**Textauszug**
Doch die pessimistischen Aussichten McLuhans hielten ihn nicht davon ab, die Entwicklung der elektronischen Technologien und ihre zentrale Rolle festzustellen, die sie nicht nur für unsere Kommunikation, sondern auch für die kulturelle und politische Entwicklung der Gesellschaften haben würde. Coupland beschreibt McLuhan als einen „Meister der Mustererkennung“. Dieser war kein Fachidiot, weder bei der Nasa noch bei IBM angestellt, als er seine Ideen entwickelte. Er war Literaturwissenschaftler und beschäftigte sich mit den Verfassern geheimer Reformationsflugschriften aus dem 16. Jahrhundert, dem Werk von James Joyce und den perspektivischen Zeichnungen der Renaissance. Ausgehend von dieser Basis habe McLuhan nach den Gemeinsamkeiten der elektronischen und der realen Welt gesucht, anstatt ihre Differenzen zu beschwören, und sei so auf seine bis heute gültigen Aussagen gekommen wie beispielsweise: „Wir formen unser Werkzeug, und danach formt unser Werkzeuge uns“ oder „Wir betrachten die Gegenwart im Rückspiegel. Wir marschieren rückwärts in die Zukunft.“

Stamm und Demokratie

Coupland nähert sich der Person McLuhan, indem er eine Collage aus Fließtext, Wikipedia-Einträgen, computergenerierten Namensvariationen, einem wissenschaftlichen Fragebogen zur Erkennung des Autismusquotienten und anderen Netzfunden zusammenbastelt. Er beschreibt ausführlich das enge Verhältnis zwischen McLuhan und seiner Mutter, einer Sprachlehrerin und überzeugten Anhängerin der Christian Science, von der er die Liebe zur Sprache und den Glauben an eine göttliche Schöpfung übernahm, welche Rolle die körperlichen Anomalien in McLuhans Gehirn und welche Rolle Kanada spielte, wo der Pianist Glenn Gould zeitgleich neu formulierte, wie Musik entsteht, und neben McLuhan auch der heute weniger berühmte Medienwissenschaftler Harold Innis lebte, von dem McLuhan die Einsicht übernahm, dass bei der Untersuchung der Kommunikationsmittel die Form wichtiger sei als der Inhalt.

**Schriftliche Aufgabe 1**
Gib den Absatz des Textauszugs, der mit „Coupland nähert sich der Person McLuhan“ beginnt, kürzer als Liste wieder und behalte dabei seine wesentlichen Fakten bei.

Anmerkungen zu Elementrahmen

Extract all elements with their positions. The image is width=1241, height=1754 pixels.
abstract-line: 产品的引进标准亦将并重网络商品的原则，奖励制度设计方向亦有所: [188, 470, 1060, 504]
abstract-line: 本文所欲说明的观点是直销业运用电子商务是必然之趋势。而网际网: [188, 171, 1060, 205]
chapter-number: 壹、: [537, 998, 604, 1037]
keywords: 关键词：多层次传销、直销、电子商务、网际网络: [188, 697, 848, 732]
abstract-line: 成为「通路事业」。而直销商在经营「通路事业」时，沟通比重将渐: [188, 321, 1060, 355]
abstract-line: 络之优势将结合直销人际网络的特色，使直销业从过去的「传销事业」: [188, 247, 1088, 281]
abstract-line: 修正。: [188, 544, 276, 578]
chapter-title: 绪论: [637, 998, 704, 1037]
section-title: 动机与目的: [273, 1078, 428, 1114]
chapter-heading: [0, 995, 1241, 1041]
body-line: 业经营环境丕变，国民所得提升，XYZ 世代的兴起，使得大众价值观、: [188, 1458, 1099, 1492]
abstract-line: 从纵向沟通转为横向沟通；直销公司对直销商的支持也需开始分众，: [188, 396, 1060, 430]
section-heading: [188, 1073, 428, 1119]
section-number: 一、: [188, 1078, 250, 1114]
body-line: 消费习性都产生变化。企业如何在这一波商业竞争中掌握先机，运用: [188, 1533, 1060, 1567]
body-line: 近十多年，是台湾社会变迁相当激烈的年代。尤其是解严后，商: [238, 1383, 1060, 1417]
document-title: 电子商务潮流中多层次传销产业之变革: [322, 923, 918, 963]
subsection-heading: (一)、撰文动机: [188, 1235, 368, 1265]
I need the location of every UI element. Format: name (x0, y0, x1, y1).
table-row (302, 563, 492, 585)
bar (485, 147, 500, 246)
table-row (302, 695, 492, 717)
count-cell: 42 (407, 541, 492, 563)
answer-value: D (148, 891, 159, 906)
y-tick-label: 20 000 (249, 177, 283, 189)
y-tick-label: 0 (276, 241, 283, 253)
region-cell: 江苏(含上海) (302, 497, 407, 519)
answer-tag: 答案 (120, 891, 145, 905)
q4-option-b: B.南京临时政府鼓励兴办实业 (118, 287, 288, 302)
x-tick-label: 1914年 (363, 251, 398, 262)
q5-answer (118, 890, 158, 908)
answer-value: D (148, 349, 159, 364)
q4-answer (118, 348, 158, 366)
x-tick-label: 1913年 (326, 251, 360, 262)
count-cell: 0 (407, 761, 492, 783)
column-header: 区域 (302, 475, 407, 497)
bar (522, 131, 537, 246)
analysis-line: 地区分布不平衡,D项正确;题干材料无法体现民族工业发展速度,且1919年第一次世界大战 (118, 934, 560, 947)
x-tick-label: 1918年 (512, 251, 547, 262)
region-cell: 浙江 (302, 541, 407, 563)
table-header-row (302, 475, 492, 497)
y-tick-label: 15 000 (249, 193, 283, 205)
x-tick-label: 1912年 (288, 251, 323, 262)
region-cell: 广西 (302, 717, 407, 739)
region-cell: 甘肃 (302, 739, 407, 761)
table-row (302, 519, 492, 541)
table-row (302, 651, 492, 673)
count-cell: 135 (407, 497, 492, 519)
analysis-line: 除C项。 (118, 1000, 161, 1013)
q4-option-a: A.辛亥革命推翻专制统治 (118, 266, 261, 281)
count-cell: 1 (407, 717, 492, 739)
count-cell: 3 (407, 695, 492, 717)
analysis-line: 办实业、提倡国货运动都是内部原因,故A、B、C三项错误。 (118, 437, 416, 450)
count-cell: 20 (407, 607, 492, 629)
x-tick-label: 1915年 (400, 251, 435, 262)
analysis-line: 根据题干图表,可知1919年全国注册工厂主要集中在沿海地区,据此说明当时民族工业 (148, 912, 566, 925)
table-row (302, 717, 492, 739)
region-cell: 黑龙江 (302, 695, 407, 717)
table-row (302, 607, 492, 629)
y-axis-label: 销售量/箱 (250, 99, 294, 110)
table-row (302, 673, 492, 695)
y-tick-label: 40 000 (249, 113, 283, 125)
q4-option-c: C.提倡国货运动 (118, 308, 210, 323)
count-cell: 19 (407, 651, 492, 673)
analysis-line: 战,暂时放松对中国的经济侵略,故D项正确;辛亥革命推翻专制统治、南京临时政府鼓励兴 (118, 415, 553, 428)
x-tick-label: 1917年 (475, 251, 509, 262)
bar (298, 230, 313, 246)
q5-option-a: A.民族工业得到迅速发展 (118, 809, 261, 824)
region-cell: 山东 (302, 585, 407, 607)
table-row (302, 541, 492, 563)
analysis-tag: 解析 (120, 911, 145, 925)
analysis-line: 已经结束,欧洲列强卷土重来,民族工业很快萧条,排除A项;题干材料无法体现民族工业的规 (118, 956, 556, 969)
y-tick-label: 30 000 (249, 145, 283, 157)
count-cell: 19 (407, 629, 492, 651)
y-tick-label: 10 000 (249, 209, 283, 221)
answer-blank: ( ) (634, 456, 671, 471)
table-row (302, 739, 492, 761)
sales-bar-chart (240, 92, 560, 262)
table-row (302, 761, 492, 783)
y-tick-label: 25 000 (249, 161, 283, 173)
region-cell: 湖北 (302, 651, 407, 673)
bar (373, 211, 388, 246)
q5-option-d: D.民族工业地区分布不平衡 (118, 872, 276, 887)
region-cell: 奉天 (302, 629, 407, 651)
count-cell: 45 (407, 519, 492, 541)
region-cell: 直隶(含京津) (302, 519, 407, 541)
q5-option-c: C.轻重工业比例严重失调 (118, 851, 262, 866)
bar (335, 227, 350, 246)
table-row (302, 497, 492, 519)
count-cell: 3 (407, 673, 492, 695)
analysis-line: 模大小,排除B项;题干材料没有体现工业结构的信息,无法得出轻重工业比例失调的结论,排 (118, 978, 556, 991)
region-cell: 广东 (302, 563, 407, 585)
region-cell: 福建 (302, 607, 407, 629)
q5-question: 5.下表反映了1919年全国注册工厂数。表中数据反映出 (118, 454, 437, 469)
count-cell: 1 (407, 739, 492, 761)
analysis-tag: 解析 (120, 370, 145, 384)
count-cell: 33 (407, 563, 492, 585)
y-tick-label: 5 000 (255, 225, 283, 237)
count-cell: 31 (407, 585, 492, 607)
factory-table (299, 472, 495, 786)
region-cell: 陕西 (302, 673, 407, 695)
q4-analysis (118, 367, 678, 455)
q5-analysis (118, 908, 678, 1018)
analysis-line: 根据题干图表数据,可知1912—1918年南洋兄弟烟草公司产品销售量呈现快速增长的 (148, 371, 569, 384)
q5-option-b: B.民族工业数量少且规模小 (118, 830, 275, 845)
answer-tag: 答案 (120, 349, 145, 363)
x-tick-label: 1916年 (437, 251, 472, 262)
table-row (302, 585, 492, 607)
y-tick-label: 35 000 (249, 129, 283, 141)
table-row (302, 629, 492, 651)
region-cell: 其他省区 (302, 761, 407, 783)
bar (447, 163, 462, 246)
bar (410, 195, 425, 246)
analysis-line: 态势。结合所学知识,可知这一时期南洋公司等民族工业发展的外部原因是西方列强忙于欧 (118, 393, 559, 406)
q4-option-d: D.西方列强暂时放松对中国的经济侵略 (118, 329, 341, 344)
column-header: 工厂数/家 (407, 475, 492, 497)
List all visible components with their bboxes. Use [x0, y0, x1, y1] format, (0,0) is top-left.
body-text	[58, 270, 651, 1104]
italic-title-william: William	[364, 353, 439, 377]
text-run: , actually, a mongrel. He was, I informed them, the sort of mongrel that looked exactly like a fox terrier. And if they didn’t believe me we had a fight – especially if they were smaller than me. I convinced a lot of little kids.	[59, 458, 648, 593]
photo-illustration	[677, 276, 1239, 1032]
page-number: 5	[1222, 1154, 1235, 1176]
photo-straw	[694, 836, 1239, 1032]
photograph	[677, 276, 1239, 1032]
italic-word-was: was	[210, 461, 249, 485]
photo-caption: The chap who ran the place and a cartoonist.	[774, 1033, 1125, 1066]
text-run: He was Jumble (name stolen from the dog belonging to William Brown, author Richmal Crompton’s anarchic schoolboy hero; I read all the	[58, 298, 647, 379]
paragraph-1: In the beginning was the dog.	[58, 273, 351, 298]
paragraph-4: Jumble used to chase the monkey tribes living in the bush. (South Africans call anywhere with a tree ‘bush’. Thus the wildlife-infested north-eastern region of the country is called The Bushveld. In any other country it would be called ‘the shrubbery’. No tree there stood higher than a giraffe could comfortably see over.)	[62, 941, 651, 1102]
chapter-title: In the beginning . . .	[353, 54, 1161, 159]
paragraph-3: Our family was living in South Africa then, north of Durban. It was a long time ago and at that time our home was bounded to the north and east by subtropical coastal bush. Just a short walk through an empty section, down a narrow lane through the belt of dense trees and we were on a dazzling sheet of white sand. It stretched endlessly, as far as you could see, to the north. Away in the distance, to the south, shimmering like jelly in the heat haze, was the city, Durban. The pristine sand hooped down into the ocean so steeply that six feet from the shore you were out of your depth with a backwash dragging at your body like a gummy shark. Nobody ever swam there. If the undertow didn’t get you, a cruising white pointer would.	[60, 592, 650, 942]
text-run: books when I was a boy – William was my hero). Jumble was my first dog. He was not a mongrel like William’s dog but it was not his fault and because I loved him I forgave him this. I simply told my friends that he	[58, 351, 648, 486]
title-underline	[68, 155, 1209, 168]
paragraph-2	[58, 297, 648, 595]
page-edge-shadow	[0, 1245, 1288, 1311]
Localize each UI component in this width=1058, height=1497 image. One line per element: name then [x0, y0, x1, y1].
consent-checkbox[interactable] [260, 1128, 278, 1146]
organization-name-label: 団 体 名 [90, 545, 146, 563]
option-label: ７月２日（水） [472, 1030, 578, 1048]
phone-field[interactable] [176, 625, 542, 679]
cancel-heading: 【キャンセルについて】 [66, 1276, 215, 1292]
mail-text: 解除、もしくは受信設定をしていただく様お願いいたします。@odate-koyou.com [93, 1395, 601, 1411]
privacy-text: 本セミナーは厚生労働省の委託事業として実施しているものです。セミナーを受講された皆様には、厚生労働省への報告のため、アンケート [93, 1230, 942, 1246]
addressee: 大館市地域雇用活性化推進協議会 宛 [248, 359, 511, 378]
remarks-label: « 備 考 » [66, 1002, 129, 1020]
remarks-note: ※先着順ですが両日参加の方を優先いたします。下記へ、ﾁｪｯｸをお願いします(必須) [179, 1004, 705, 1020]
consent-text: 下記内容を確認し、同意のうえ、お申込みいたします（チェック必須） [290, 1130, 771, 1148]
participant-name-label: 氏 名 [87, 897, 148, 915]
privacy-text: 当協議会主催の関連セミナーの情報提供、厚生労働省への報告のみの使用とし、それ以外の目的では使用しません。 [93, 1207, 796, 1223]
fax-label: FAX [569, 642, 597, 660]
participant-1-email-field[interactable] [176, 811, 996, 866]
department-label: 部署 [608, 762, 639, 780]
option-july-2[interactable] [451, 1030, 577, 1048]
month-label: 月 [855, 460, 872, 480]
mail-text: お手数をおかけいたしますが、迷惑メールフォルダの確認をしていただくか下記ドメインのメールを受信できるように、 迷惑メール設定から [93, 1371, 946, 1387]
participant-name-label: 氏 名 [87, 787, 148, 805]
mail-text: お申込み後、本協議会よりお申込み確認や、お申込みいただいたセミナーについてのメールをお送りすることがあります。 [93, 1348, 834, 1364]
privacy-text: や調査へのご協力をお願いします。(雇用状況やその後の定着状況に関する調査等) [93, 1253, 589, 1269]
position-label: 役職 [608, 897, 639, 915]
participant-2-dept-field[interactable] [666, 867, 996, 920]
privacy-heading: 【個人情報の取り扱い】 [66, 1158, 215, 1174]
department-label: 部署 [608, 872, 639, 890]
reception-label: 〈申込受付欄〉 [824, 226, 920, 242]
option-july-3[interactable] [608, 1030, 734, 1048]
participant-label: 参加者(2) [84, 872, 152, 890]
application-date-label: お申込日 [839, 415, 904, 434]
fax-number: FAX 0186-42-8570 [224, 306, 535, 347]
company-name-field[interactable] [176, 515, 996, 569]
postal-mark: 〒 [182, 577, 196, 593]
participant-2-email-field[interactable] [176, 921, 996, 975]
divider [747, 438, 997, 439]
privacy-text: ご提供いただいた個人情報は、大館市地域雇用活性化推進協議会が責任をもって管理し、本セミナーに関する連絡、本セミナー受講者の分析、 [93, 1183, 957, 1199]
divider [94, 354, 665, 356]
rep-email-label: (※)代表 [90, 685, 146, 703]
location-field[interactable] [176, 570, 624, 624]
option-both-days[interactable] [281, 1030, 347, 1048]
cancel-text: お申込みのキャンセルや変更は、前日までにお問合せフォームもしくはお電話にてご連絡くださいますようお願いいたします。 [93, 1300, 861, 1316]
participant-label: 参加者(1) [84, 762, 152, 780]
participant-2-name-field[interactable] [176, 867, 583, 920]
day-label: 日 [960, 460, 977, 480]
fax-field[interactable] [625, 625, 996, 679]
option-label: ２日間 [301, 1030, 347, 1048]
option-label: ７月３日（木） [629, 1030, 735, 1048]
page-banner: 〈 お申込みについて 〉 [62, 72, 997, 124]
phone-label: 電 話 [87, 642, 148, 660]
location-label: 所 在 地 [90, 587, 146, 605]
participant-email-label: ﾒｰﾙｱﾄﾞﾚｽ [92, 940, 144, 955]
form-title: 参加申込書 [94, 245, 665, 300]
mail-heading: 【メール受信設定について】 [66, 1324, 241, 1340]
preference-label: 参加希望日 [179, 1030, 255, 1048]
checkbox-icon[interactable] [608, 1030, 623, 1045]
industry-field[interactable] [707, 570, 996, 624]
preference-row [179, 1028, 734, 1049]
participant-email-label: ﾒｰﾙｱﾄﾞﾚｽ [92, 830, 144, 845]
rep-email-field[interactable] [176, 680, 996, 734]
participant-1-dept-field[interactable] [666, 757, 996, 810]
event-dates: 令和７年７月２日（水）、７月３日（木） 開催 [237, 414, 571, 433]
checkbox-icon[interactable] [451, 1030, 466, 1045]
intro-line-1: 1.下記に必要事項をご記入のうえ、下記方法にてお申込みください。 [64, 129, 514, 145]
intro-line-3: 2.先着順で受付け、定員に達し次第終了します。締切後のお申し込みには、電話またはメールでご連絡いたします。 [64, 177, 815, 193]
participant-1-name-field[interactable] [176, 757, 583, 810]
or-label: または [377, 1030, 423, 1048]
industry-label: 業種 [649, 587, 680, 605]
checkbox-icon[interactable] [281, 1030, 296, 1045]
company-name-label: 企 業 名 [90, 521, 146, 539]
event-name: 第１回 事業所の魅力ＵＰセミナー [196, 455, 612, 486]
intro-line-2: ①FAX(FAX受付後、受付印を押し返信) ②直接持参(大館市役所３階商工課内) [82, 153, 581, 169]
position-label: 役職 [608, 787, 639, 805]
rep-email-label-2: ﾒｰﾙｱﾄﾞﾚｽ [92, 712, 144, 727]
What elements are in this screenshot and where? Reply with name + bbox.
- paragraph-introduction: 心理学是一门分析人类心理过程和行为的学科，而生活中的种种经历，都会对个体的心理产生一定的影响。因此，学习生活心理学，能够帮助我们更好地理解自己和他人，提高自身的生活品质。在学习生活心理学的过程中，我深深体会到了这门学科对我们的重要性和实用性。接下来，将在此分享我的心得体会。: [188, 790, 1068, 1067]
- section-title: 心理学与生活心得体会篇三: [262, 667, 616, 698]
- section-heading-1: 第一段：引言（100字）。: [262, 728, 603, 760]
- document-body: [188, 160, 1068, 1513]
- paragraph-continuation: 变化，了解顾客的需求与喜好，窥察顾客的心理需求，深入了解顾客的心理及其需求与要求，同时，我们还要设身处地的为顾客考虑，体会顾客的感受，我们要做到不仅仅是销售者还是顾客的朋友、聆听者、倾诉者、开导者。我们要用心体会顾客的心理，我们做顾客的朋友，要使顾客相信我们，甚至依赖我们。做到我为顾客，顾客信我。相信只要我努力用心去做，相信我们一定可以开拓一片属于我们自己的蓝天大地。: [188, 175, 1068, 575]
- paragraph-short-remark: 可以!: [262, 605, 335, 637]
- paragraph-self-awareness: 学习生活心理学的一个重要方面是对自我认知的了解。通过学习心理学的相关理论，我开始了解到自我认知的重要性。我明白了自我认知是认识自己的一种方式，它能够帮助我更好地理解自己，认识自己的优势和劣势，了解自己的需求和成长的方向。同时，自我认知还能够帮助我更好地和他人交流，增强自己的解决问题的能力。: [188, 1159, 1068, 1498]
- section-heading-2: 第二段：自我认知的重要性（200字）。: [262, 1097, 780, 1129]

**Schriftliche Aufgabe 2**
Gib die Einträge vom ersten bis einschließlich der Zeile mit „1533, 1060, 1567]“ erneut aus und tausche darin „abstract-line“ gegen „summary-line“, ohne sonst etwas zu verändern.

**Ausgabe 1**
- Coupland nähert sich McLuhan mit einer Collage. Sie besteht aus Fließtext, Wikipedia-Einträgen, computergenerierten Namensvariationen, einem wissenschaftlichen Fragebogen zum Autismusquotienten und weiteren Netzfunden.
- Er schildert ausführlich McLuhans enges Verhältnis zu seiner Mutter, einer Sprachlehrerin und überzeugten Anhängerin der Christian Science. Von ihr übernahm McLuhan die Liebe zur Sprache und den Glauben an eine göttliche Schöpfung.
- Er beschreibt die Rolle der körperlichen Anomalien in McLuhans Gehirn.
- Er beschreibt die Rolle Kanadas. Dort formulierte Glenn Gould zeitgleich neu, wie Musik entsteht. Außerdem lebte dort Harold Innis, von dem McLuhan die Einsicht übernahm, dass bei der Untersuchung der Kommunikationsmittel die Form wichtiger sei als der Inhalt.

**Ausgabe 2**
Extract all elements with their positions. The image is width=1241, height=1754 pixels.
summary-line: 产品的引进标准亦将并重网络商品的原则，奖励制度设计方向亦有所: [188, 470, 1060, 504]
summary-line: 本文所欲说明的观点是直销业运用电子商务是必然之趋势。而网际网: [188, 171, 1060, 205]
chapter-number: 壹、: [537, 998, 604, 1037]
keywords: 关键词：多层次传销、直销、电子商务、网际网络: [188, 697, 848, 732]
summary-line: 成为「通路事业」。而直销商在经营「通路事业」时，沟通比重将渐: [188, 321, 1060, 355]
summary-line: 络之优势将结合直销人际网络的特色，使直销业从过去的「传销事业」: [188, 247, 1088, 281]
summary-line: 修正。: [188, 544, 276, 578]
chapter-title: 绪论: [637, 998, 704, 1037]
section-title: 动机与目的: [273, 1078, 428, 1114]
chapter-heading: [0, 995, 1241, 1041]
body-line: 业经营环境丕变，国民所得提升，XYZ 世代的兴起，使得大众价值观、: [188, 1458, 1099, 1492]
summary-line: 从纵向沟通转为横向沟通；直销公司对直销商的支持也需开始分众，: [188, 396, 1060, 430]
section-heading: [188, 1073, 428, 1119]
section-number: 一、: [188, 1078, 250, 1114]
body-line: 消费习性都产生变化。企业如何在这一波商业竞争中掌握先机，运用: [188, 1533, 1060, 1567]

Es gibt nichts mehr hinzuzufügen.